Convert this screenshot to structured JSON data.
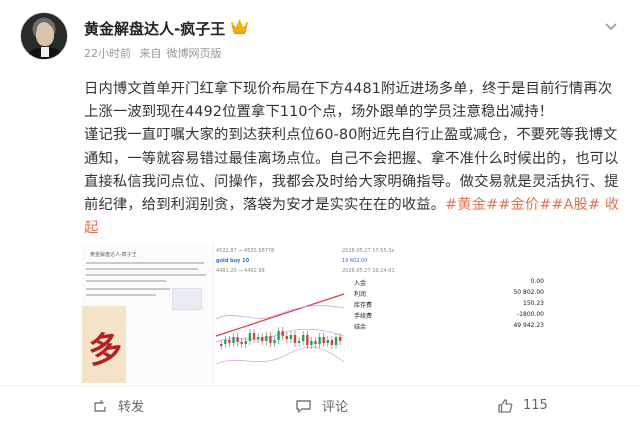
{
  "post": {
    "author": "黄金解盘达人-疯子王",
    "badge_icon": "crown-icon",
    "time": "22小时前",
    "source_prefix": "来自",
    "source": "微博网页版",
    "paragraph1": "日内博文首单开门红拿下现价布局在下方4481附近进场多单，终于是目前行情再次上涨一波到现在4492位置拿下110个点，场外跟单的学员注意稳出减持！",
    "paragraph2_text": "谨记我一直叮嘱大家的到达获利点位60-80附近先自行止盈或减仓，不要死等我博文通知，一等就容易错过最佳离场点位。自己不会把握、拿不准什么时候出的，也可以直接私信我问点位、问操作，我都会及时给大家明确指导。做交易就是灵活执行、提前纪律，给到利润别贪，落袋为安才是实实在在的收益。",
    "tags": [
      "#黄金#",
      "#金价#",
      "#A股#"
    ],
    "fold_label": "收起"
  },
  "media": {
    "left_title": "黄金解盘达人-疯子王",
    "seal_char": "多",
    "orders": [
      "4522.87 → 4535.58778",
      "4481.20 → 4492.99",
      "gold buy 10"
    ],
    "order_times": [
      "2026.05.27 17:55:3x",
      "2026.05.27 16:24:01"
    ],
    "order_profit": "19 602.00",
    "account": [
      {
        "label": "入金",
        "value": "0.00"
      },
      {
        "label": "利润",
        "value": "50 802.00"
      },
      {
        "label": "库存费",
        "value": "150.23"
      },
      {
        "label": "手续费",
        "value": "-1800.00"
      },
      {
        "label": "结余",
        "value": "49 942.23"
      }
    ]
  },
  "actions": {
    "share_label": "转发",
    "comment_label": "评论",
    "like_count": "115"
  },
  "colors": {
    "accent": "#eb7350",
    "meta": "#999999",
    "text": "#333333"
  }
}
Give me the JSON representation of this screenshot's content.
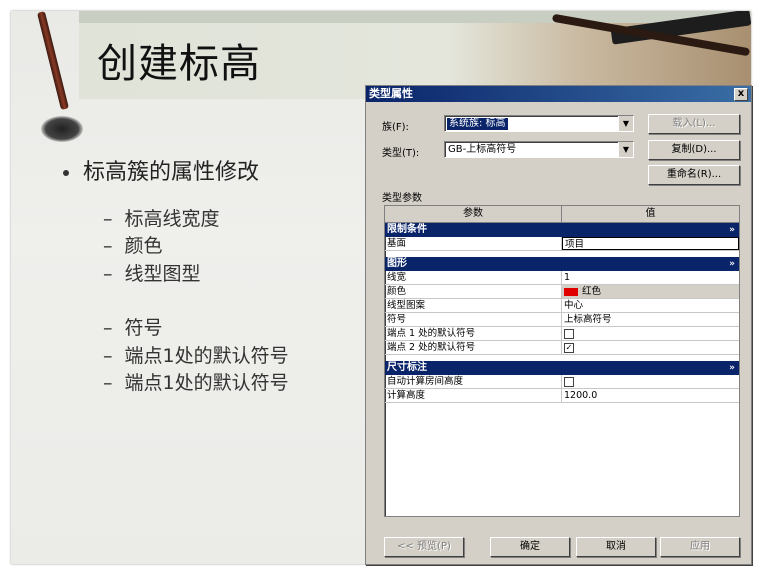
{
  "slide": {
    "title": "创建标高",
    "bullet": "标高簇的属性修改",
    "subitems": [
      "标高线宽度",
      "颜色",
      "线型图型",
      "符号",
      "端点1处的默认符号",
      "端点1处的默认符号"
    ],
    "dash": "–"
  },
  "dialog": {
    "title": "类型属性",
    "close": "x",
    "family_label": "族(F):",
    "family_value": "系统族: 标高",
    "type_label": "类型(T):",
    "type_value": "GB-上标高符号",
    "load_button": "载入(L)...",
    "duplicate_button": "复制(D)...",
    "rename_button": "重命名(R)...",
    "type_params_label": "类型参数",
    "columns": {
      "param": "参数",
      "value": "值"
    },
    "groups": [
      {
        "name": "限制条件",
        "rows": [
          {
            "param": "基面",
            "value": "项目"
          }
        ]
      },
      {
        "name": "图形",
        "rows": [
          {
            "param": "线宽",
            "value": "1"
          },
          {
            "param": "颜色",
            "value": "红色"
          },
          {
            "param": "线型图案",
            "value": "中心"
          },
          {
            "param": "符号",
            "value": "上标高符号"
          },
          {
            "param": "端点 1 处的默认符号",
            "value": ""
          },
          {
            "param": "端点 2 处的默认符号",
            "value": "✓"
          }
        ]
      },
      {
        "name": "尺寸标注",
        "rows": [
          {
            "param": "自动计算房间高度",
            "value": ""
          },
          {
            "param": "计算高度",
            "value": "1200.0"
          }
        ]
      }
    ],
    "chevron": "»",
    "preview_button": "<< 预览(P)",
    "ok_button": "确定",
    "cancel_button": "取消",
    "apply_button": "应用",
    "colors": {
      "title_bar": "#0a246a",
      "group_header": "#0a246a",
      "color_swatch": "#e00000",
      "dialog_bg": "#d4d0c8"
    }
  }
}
____
> _REQUIRED TASK_:
Return nothing except the number of lines that include the string "JSON".

> _CORRECT RESPONSE_:
2